● **WHAT TO WORK ON**: Exact reproduction of the data is required, with images excluded.

·····

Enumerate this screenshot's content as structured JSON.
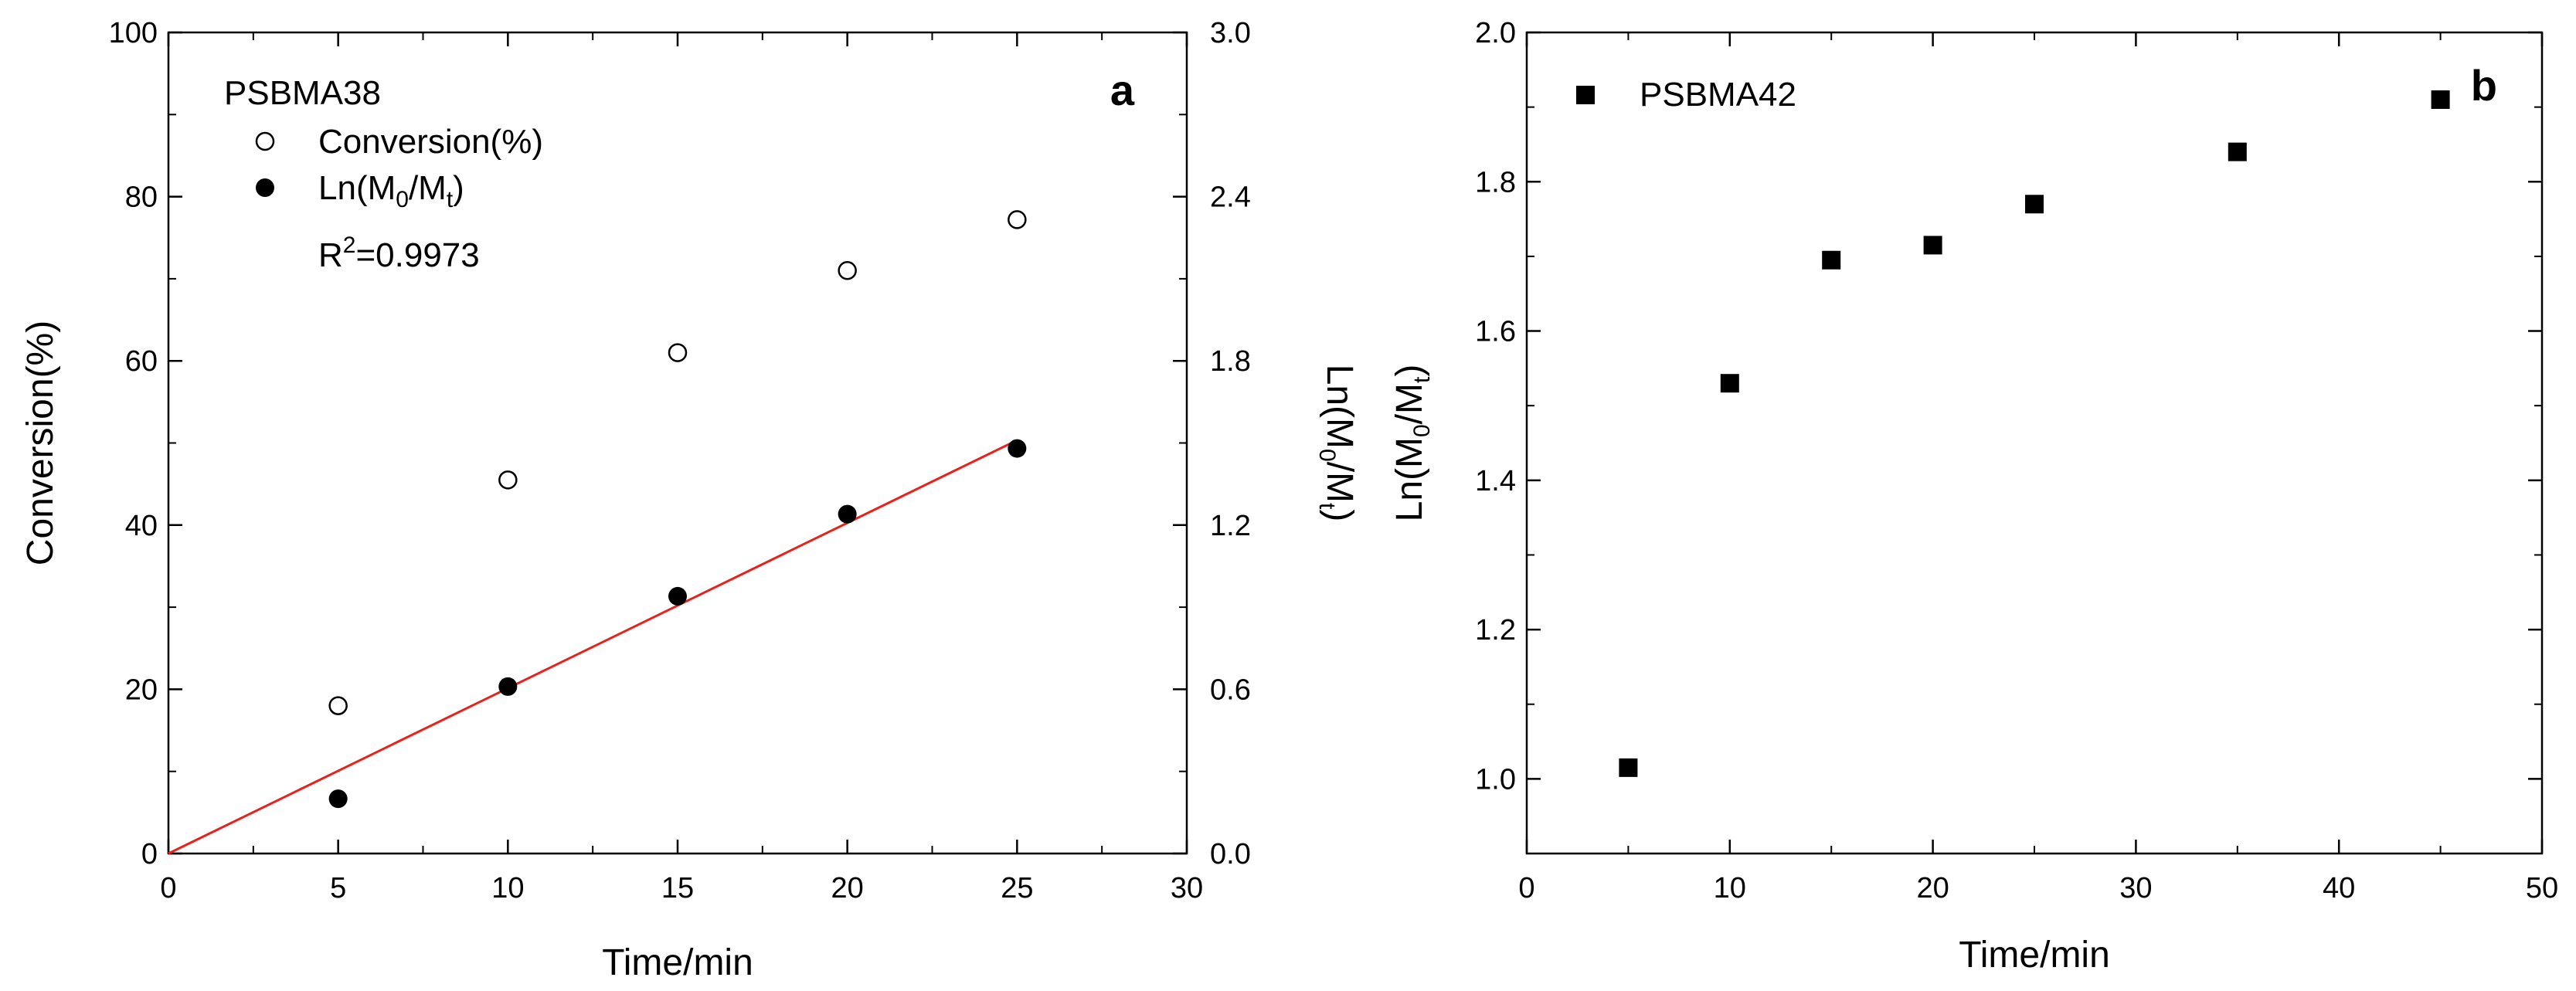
{
  "chart_data": [
    {
      "panel": "a",
      "type": "scatter",
      "panel_label": "a",
      "legend_title": "PSBMA38",
      "xlabel": "Time/min",
      "ylabel": "Conversion(%)",
      "ylabel_right": {
        "text": "Ln(M",
        "sub0": "0",
        "mid": "/M",
        "subt": "t",
        "end": ")"
      },
      "xlim": [
        0,
        30
      ],
      "ylim": [
        0,
        100
      ],
      "ylim_right": [
        0,
        3.0
      ],
      "xticks": [
        "0",
        "5",
        "10",
        "15",
        "20",
        "25",
        "30"
      ],
      "yticks": [
        "0",
        "20",
        "40",
        "60",
        "80",
        "100"
      ],
      "yticks_right": [
        "0.0",
        "0.6",
        "1.2",
        "1.8",
        "2.4",
        "3.0"
      ],
      "series": [
        {
          "name": "Conversion(%)",
          "marker": "open-circle",
          "axis": "left",
          "x": [
            5,
            10,
            15,
            20,
            25
          ],
          "y": [
            18,
            45.5,
            61,
            71,
            77.2
          ]
        },
        {
          "name": "Ln(M0/Mt)",
          "legend": {
            "text": "Ln(M",
            "sub0": "0",
            "mid": "/M",
            "subt": "t",
            "end": ")"
          },
          "marker": "filled-circle",
          "axis": "right",
          "x": [
            5,
            10,
            15,
            20,
            25
          ],
          "y": [
            0.2,
            0.61,
            0.94,
            1.24,
            1.48
          ]
        }
      ],
      "fit_line": {
        "axis": "right",
        "color": "#e8221b",
        "x": [
          0,
          25
        ],
        "y": [
          0,
          1.51
        ]
      },
      "annotation": {
        "text": "R",
        "sup": "2",
        "end": "=0.9973"
      }
    },
    {
      "panel": "b",
      "type": "scatter",
      "panel_label": "b",
      "xlabel": "Time/min",
      "ylabel": {
        "text": "Ln(M",
        "sub0": "0",
        "mid": "/M",
        "subt": "t",
        "end": ")"
      },
      "xlim": [
        0,
        50
      ],
      "ylim": [
        0.9,
        2.0
      ],
      "xticks": [
        "0",
        "10",
        "20",
        "30",
        "40",
        "50"
      ],
      "yticks": [
        "1.0",
        "1.2",
        "1.4",
        "1.6",
        "1.8",
        "2.0"
      ],
      "series": [
        {
          "name": "PSBMA42",
          "marker": "filled-square",
          "x": [
            5,
            10,
            15,
            20,
            25,
            35,
            45
          ],
          "y": [
            1.015,
            1.53,
            1.695,
            1.715,
            1.77,
            1.84,
            1.91
          ]
        }
      ]
    }
  ]
}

·····

● **ANSWER BELOW**:
Enumerate this screenshot's content as structured JSON.
{
  "chart_data": [
    {
      "panel": "a",
      "type": "scatter",
      "panel_label": "a",
      "legend_title": "PSBMA38",
      "xlabel": "Time/min",
      "ylabel": "Conversion(%)",
      "ylabel_right": {
        "text": "Ln(M",
        "sub0": "0",
        "mid": "/M",
        "subt": "t",
        "end": ")"
      },
      "xlim": [
        0,
        30
      ],
      "ylim": [
        0,
        100
      ],
      "ylim_right": [
        0,
        3.0
      ],
      "xticks": [
        "0",
        "5",
        "10",
        "15",
        "20",
        "25",
        "30"
      ],
      "yticks": [
        "0",
        "20",
        "40",
        "60",
        "80",
        "100"
      ],
      "yticks_right": [
        "0.0",
        "0.6",
        "1.2",
        "1.8",
        "2.4",
        "3.0"
      ],
      "series": [
        {
          "name": "Conversion(%)",
          "marker": "open-circle",
          "axis": "left",
          "x": [
            5,
            10,
            15,
            20,
            25
          ],
          "y": [
            18,
            45.5,
            61,
            71,
            77.2
          ]
        },
        {
          "name": "Ln(M0/Mt)",
          "legend": {
            "text": "Ln(M",
            "sub0": "0",
            "mid": "/M",
            "subt": "t",
            "end": ")"
          },
          "marker": "filled-circle",
          "axis": "right",
          "x": [
            5,
            10,
            15,
            20,
            25
          ],
          "y": [
            0.2,
            0.61,
            0.94,
            1.24,
            1.48
          ]
        }
      ],
      "fit_line": {
        "axis": "right",
        "color": "#e8221b",
        "x": [
          0,
          25
        ],
        "y": [
          0,
          1.51
        ]
      },
      "annotation": {
        "text": "R",
        "sup": "2",
        "end": "=0.9973"
      }
    },
    {
      "panel": "b",
      "type": "scatter",
      "panel_label": "b",
      "xlabel": "Time/min",
      "ylabel": {
        "text": "Ln(M",
        "sub0": "0",
        "mid": "/M",
        "subt": "t",
        "end": ")"
      },
      "xlim": [
        0,
        50
      ],
      "ylim": [
        0.9,
        2.0
      ],
      "xticks": [
        "0",
        "10",
        "20",
        "30",
        "40",
        "50"
      ],
      "yticks": [
        "1.0",
        "1.2",
        "1.4",
        "1.6",
        "1.8",
        "2.0"
      ],
      "series": [
        {
          "name": "PSBMA42",
          "marker": "filled-square",
          "x": [
            5,
            10,
            15,
            20,
            25,
            35,
            45
          ],
          "y": [
            1.015,
            1.53,
            1.695,
            1.715,
            1.77,
            1.84,
            1.91
          ]
        }
      ]
    }
  ]
}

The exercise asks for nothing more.